### TASKS FOR THIS EXERCISE:
1/ Answer these questions using the passage on ink jet printing:
(a) Which four systems does it list as kinds of non-impact printing?
(b) What does it give as the main reason ink jet systems have not been used?
(c) What does U.S. Pat. No. 4,608,577 disclose?
2/ Summarize the passage on ink jet printing in two sentences.
3/ Pick up the passage on ink jet printing after its last sentence and carry it on.

Conventional type printing machines may be of the impact type or the non-impact type, wherein the non-impact type may be an electronic photograph system, an electro-static system, a thermal system or an ink jet system. However, in regard to these systems, the ink jet system is very silent, is of low power consumption and of small physical size; however, a broad use of said ink jet systems has not been realised. A main reason of the non use of ink jet systems is based on the problem of ink jet nozzle blockage. Therefore, the composition of the ink and the nozzle shape have been deeply researched and developed, but have not been sufficient to make the use of ink jet systems free of this problem, thus sufficient reliability is not obtained.
U.S. Pat. No. 4,608,577 discloses a new type of ink jet printer using a film having a plurality of holes or recesses through which the ink passes. However, it is very difficult to densely print by a plurality of holes in the film, since the film is floated by the bubble pressure when the ink is jetted by the heat of the thermal head over a short span of time. Resulting in not obtained the print in a sufficient density. Further, other prior art know to the Applicant include U.S. Pat. Nos: 3,747,120; 4,263,601; 4,308,547; 4,312,009; 4,337,467; 4,366,487; and, 4,515,487.

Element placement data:
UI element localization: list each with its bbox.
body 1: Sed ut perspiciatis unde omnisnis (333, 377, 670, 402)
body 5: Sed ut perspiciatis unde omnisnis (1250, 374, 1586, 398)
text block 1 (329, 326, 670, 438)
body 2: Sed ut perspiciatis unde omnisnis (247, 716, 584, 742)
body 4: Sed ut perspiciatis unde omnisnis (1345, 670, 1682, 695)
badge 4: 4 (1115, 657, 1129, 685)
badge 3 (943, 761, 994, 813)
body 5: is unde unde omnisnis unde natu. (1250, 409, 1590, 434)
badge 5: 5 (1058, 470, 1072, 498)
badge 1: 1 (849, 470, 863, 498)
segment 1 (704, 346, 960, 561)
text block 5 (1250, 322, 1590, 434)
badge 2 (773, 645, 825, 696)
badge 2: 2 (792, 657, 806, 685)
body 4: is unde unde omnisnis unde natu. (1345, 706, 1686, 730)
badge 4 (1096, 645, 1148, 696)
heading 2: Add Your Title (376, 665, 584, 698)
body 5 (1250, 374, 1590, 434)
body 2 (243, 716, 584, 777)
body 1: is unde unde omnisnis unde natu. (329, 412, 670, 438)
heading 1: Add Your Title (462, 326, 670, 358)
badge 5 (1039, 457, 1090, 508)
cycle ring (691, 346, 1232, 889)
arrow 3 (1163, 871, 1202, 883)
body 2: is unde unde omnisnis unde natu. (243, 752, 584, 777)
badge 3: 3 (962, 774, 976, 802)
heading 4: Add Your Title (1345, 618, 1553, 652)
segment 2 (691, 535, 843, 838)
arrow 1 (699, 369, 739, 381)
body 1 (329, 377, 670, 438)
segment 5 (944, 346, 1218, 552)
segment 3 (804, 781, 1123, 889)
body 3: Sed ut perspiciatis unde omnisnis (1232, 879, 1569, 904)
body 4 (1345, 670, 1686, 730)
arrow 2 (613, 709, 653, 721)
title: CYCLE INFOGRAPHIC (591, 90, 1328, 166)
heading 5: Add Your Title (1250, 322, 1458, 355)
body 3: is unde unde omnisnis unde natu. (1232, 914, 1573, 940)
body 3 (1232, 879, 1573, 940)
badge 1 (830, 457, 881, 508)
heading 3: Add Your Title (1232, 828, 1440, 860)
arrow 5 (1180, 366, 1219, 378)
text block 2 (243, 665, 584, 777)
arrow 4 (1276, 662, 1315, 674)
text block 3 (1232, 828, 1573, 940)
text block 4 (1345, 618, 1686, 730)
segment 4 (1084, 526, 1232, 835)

### TASK ANSWERS:
1/
(a) An electronic photograph system, an electro-static system, a thermal system and an ink jet system.
(b) The problem of ink jet nozzle blockage.
(c) A new type of ink jet printer using a film having a plurality of holes or recesses through which the ink passes.

2/ Ink jet systems are silent, use little power and are small, but they have not come into broad use, mainly because of nozzle blockage, which research into ink composition and nozzle shape has not solved. A patented printer that passes ink through holes in a film has its own difficulty: the film is floated by bubble pressure when the thermal head jets the ink, which makes dense printing very difficult.

3/
It is an object of the present invention to provide a highly effective means for obviating the above described disadvantages. For achieving the object, the present invention provides an ink jet printer comprising a thermal head having a plurlity of thermal dot element, a guide member having many grooves which are contacted with said thermal head, a plurality of grooves correspond to one thermal dot element, an ink supplying means for supplying an ink into said grooves, whereby said thermal and guide member are relatively movably assembled.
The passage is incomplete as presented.